= Stated exercise =
Every record must be transcribed in its entirety, apart from the images, which are to be omitted.
** start of Material for this exercise **
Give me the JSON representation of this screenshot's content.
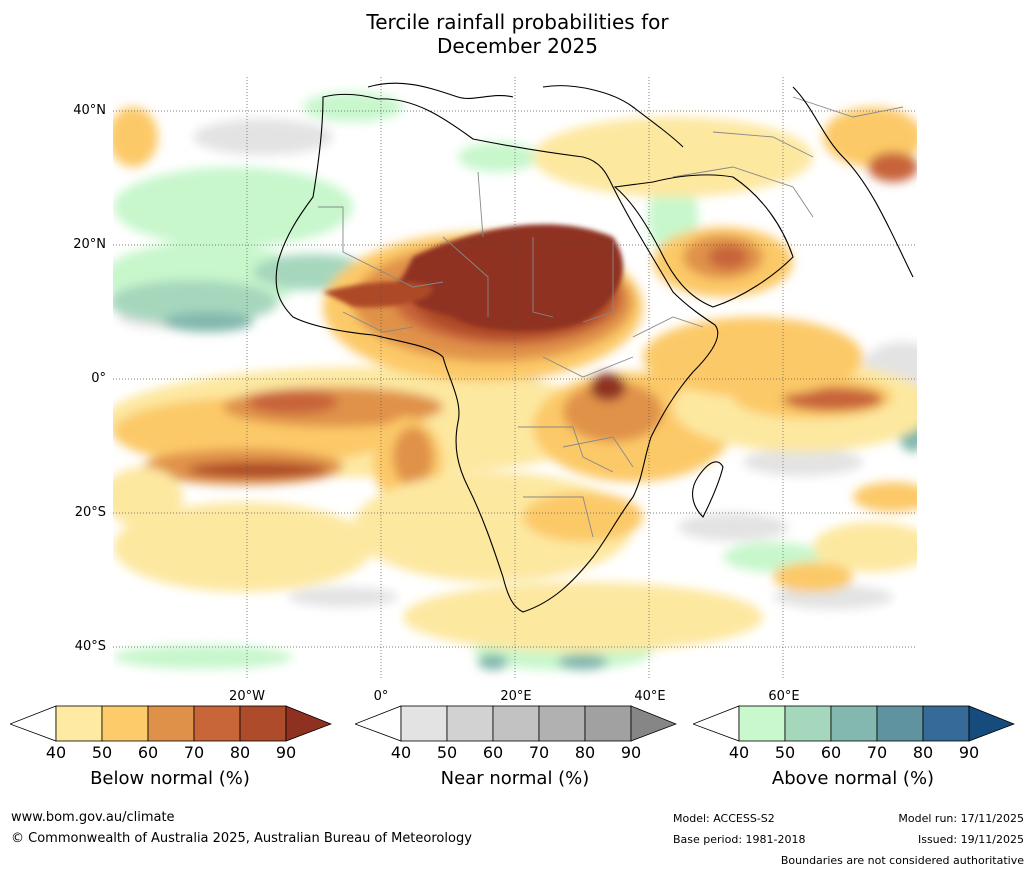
{
  "title": {
    "line1": "Tercile rainfall probabilities for",
    "line2": "December 2025"
  },
  "map": {
    "lat_labels": [
      "40°N",
      "20°N",
      "0°",
      "20°S",
      "40°S"
    ],
    "lon_labels": [
      "20°W",
      "0°",
      "20°E",
      "40°E",
      "60°E"
    ],
    "colors": {
      "ocean_white": "#ffffff",
      "below_40": "#fde8a0",
      "below_50": "#fcc968",
      "below_60": "#e0924a",
      "below_70": "#c8643a",
      "below_80": "#ad4a28",
      "below_90": "#8f3220",
      "near_40": "#e3e3e3",
      "near_50": "#d4d4d4",
      "above_40": "#c8f7cc",
      "above_50": "#a6d7bd",
      "above_60": "#82b8ad",
      "above_70": "#5e93a1",
      "above_80": "#356a99",
      "above_90": "#1a4a7a"
    }
  },
  "colorbars": [
    {
      "label": "Below normal (%)",
      "ticks": [
        "40",
        "50",
        "60",
        "70",
        "80",
        "90"
      ],
      "colors": [
        "#ffffff",
        "#feeaa3",
        "#fecb6a",
        "#df9049",
        "#c8663a",
        "#ad4b2a",
        "#8f3120"
      ]
    },
    {
      "label": "Near normal (%)",
      "ticks": [
        "40",
        "50",
        "60",
        "70",
        "80",
        "90"
      ],
      "colors": [
        "#ffffff",
        "#e3e3e3",
        "#d2d2d2",
        "#c2c2c2",
        "#b1b1b1",
        "#a1a1a1",
        "#868686"
      ]
    },
    {
      "label": "Above normal (%)",
      "ticks": [
        "40",
        "50",
        "60",
        "70",
        "80",
        "90"
      ],
      "colors": [
        "#ffffff",
        "#c9f8cc",
        "#a5d7bc",
        "#82b8ad",
        "#5f93a0",
        "#356a99",
        "#164b7d"
      ]
    }
  ],
  "footer": {
    "website": "www.bom.gov.au/climate",
    "copyright": "© Commonwealth of Australia 2025, Australian Bureau of Meteorology",
    "model": "Model: ACCESS-S2",
    "base_period": "Base period: 1981-2018",
    "model_run": "Model run: 17/11/2025",
    "issued": "Issued: 19/11/2025",
    "disclaimer": "Boundaries are not considered authoritative"
  }
}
** end of Material for this exercise **
= Completed exercise =
Give me the JSON representation of this screenshot's content.
{
  "title": {
    "line1": "Tercile rainfall probabilities for",
    "line2": "December 2025"
  },
  "map": {
    "lat_labels": [
      "40°N",
      "20°N",
      "0°",
      "20°S",
      "40°S"
    ],
    "lon_labels": [
      "20°W",
      "0°",
      "20°E",
      "40°E",
      "60°E"
    ],
    "colors": {
      "ocean_white": "#ffffff",
      "below_40": "#fde8a0",
      "below_50": "#fcc968",
      "below_60": "#e0924a",
      "below_70": "#c8643a",
      "below_80": "#ad4a28",
      "below_90": "#8f3220",
      "near_40": "#e3e3e3",
      "near_50": "#d4d4d4",
      "above_40": "#c8f7cc",
      "above_50": "#a6d7bd",
      "above_60": "#82b8ad",
      "above_70": "#5e93a1",
      "above_80": "#356a99",
      "above_90": "#1a4a7a"
    }
  },
  "colorbars": [
    {
      "label": "Below normal (%)",
      "ticks": [
        "40",
        "50",
        "60",
        "70",
        "80",
        "90"
      ],
      "colors": [
        "#ffffff",
        "#feeaa3",
        "#fecb6a",
        "#df9049",
        "#c8663a",
        "#ad4b2a",
        "#8f3120"
      ]
    },
    {
      "label": "Near normal (%)",
      "ticks": [
        "40",
        "50",
        "60",
        "70",
        "80",
        "90"
      ],
      "colors": [
        "#ffffff",
        "#e3e3e3",
        "#d2d2d2",
        "#c2c2c2",
        "#b1b1b1",
        "#a1a1a1",
        "#868686"
      ]
    },
    {
      "label": "Above normal (%)",
      "ticks": [
        "40",
        "50",
        "60",
        "70",
        "80",
        "90"
      ],
      "colors": [
        "#ffffff",
        "#c9f8cc",
        "#a5d7bc",
        "#82b8ad",
        "#5f93a0",
        "#356a99",
        "#164b7d"
      ]
    }
  ],
  "footer": {
    "website": "www.bom.gov.au/climate",
    "copyright": "© Commonwealth of Australia 2025, Australian Bureau of Meteorology",
    "model": "Model: ACCESS-S2",
    "base_period": "Base period: 1981-2018",
    "model_run": "Model run: 17/11/2025",
    "issued": "Issued: 19/11/2025",
    "disclaimer": "Boundaries are not considered authoritative"
  }
}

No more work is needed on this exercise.